_Excerpted passage_:
• • • • • • •
Cult of the Turtle

Joe Tortuga's musing on life,tech and gaming

The Ongoing Search for the Perfect RPG

October 24, 2011

I don’t completely remember my first gaming experience.  I know it was one of the few at my friend Blair’s house, before his father — a Southern Baptist minister — decided what we were doing was demonic (So we switched to Traveller when we were at Blair’s).  I do remember that my red-box human cleric died, and Blair handed me another character, “Belwe” a cleric with perhaps the lowest Intelligence I’ve ever played.Belwe went on to horribly ruin his relationship with his god, when he failed to capture the sould of what I believe was the lich in Tomb of Horrors.  Still, something about that: making up stuff that you could do, rolling dice, the bit of sadistic glee of the youth minister who ran the games was fun.  The morals of the time meant we switched to Traveller fairly quickly, but I picked up a red box set, then the AD&D books, along with Traveller, Boot Hill, Star Frontiers, Gamma World, DC Heroes and Champions.

I was, to put it mildly, completely hooked.

I was also a tinkerer.  D&D wasn’t quite right — why were demi-humans capped in level? Traveller had too many different types of guns.  Champions’ point-buy character creation was too easy to manipulate, and so on.
• • • • • • •
_Dataset excerpt_:
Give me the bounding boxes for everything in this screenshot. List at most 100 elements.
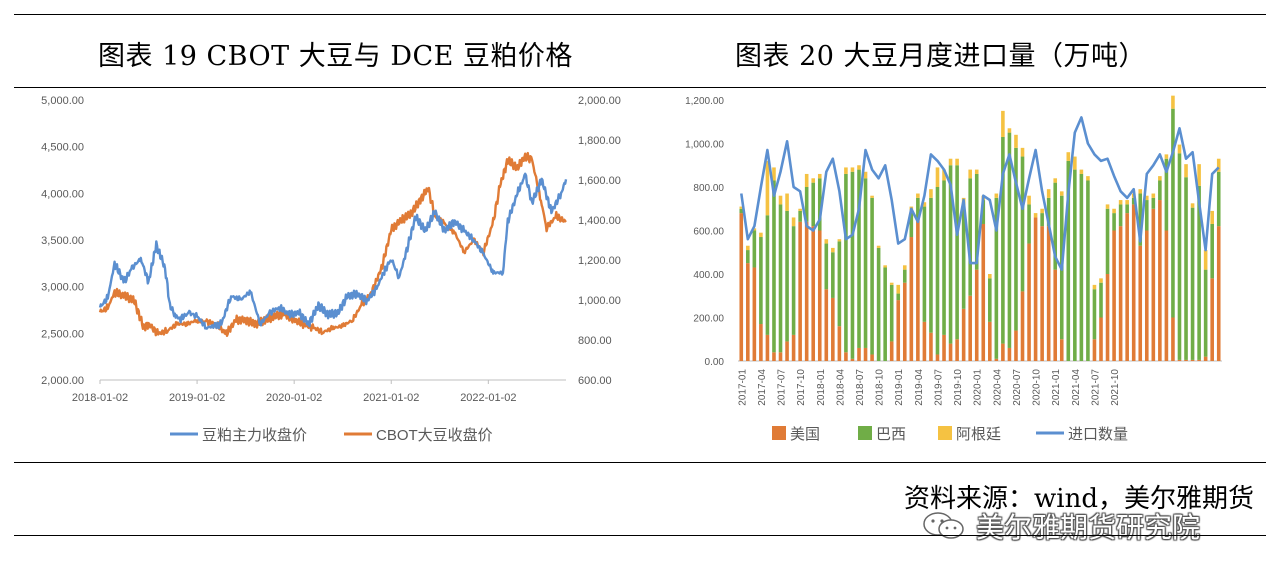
• • • • • • •
_Written instruction A_:
Echo the part of the RPG post starting with "I was also a" and going on through "manipulate, and so on.".
_Written instruction B_:
Does the RPG post support each of these statements? Answer yes or no for each, quoting the words that decide it.
(i) Blair's father was a Southern Baptist minister.
(ii) The writer's first character was a human fighter.
(iii) The writer found Champions' point-buy character creation too hard to manipulate.

_Written answer A_:
I was also a tinkerer.  D&D wasn’t quite right — why were demi-humans capped in level? Traveller had too many different types of guns.  Champions’ point-buy character creation was too easy to manipulate, and so on.

_Written answer B_:
(i) Yes: "his father — a Southern Baptist minister"
(ii) No: "my red-box human cleric died"
(iii) No: "Champions’ point-buy character creation was too easy to manipulate"